(Records about charts and figures)
=======
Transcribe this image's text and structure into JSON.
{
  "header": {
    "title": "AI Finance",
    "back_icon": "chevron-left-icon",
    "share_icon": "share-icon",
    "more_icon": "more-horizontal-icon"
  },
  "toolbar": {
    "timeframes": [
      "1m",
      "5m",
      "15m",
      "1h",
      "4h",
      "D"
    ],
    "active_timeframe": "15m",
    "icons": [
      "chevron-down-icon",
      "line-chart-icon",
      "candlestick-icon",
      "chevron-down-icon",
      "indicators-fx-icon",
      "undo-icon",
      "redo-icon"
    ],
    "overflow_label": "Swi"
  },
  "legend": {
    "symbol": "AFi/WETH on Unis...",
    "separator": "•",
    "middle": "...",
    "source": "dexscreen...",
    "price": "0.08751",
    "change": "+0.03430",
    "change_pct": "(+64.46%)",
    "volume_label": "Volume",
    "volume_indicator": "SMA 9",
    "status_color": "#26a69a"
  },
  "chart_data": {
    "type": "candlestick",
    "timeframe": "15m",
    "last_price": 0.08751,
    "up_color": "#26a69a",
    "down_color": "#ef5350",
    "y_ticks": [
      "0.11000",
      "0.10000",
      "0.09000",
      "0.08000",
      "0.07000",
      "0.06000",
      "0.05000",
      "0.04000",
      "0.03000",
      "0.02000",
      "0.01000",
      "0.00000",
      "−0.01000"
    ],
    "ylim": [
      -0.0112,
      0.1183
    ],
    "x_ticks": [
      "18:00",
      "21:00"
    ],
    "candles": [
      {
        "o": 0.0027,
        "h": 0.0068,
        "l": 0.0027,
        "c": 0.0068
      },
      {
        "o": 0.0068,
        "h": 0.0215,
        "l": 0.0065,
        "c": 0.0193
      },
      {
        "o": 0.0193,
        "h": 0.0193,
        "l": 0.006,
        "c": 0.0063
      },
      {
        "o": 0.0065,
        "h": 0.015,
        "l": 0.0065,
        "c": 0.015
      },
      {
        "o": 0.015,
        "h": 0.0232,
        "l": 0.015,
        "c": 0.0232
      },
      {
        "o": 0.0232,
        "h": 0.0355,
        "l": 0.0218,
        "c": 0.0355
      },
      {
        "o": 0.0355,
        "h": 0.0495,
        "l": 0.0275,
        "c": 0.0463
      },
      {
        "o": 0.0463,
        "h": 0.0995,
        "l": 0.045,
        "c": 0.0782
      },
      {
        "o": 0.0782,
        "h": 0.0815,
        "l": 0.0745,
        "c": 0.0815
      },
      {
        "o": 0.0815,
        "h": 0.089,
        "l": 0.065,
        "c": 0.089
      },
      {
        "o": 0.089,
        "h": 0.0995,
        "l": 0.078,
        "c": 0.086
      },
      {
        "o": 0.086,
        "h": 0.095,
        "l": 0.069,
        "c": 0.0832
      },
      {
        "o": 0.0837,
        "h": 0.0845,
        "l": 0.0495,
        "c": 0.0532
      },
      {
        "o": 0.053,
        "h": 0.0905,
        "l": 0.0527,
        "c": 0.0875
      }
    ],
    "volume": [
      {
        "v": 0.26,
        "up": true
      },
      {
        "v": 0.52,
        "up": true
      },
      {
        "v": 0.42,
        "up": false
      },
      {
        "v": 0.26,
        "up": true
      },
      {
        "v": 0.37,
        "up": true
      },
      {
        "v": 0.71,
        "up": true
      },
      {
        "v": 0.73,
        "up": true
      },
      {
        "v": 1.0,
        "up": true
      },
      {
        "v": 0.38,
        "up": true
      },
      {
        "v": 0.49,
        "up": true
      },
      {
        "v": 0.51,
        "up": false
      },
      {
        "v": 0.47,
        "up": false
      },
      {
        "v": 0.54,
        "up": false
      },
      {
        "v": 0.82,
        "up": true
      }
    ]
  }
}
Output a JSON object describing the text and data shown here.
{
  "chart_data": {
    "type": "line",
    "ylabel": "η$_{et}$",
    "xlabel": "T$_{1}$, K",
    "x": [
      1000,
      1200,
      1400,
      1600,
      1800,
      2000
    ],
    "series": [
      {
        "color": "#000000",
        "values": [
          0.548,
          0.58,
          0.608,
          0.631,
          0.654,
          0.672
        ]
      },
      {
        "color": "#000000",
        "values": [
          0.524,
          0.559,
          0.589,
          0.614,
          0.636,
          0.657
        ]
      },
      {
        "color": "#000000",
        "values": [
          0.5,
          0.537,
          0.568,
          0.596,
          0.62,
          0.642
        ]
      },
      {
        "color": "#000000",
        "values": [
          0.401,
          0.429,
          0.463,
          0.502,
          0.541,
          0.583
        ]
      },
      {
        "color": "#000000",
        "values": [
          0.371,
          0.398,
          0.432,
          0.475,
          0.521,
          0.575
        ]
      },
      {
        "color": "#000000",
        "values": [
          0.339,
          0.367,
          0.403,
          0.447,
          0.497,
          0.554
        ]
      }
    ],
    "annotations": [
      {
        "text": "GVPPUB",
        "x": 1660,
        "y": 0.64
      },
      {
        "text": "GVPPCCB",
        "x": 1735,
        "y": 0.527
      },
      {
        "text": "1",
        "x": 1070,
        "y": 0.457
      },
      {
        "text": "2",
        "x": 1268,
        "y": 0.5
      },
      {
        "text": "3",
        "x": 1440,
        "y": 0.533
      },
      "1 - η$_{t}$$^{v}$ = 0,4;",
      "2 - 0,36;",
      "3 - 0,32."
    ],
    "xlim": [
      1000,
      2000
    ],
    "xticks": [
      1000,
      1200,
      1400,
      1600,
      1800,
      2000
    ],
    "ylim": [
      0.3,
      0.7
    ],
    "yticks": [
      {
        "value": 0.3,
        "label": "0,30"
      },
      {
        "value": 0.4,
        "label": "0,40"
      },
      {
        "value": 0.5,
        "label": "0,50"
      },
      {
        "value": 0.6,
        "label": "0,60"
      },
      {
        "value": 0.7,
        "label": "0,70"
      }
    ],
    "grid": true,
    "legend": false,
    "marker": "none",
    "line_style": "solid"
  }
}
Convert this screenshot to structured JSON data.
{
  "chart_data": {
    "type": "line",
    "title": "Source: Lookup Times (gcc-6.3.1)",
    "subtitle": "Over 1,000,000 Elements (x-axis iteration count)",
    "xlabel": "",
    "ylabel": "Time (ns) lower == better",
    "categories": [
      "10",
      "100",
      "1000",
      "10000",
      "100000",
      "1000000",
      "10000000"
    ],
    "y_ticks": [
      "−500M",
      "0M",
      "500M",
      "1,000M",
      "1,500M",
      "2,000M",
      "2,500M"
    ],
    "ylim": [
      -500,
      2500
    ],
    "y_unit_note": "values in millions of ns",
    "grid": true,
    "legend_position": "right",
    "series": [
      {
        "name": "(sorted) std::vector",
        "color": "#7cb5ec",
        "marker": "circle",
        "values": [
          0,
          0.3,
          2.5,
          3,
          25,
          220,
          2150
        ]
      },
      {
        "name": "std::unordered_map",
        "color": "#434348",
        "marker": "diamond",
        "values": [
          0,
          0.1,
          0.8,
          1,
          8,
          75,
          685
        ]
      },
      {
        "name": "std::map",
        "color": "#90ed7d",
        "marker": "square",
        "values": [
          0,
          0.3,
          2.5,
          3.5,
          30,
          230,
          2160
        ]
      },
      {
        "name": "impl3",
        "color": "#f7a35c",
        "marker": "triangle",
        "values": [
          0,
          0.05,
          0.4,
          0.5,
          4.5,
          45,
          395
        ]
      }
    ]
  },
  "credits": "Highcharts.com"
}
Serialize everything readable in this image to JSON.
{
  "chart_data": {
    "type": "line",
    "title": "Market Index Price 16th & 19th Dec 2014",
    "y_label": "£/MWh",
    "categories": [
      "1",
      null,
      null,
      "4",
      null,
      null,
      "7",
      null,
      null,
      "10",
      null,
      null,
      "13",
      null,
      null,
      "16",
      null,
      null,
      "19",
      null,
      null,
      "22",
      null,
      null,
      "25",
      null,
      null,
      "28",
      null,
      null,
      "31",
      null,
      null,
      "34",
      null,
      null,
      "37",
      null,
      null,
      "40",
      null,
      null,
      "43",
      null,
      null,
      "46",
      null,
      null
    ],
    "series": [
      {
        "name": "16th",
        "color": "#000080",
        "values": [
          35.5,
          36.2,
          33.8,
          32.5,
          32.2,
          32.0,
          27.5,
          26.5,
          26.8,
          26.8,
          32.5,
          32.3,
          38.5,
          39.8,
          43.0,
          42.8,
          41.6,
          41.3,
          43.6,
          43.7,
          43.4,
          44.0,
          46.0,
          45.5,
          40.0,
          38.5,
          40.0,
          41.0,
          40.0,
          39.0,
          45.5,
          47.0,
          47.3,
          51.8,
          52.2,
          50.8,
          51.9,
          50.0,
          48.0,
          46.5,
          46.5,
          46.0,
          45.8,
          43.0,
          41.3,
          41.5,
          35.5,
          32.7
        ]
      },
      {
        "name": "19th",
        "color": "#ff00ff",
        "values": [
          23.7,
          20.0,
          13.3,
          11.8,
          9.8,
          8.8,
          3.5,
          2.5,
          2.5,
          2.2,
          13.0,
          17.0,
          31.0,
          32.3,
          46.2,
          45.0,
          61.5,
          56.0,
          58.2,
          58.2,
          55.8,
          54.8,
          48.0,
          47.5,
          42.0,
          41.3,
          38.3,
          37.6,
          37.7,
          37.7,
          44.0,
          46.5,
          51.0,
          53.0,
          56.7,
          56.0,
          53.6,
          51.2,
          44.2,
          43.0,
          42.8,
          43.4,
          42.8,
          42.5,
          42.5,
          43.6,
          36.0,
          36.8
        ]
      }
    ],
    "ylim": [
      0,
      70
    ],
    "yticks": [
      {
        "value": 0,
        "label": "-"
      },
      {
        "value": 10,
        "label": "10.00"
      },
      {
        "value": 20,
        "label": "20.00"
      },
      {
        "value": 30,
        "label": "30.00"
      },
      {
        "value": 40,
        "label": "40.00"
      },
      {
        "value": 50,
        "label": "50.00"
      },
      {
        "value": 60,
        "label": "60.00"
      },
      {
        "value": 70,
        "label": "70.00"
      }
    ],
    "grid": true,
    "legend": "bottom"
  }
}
=======
DIRECTIVE: Search the entries for "JSON" and copy out each line that has it.

TASK OUTPUT:
Transcribe this image's text and structure into JSON.
Output a JSON object describing the text and data shown here.
Convert this screenshot to structured JSON data.
Serialize everything readable in this image to JSON.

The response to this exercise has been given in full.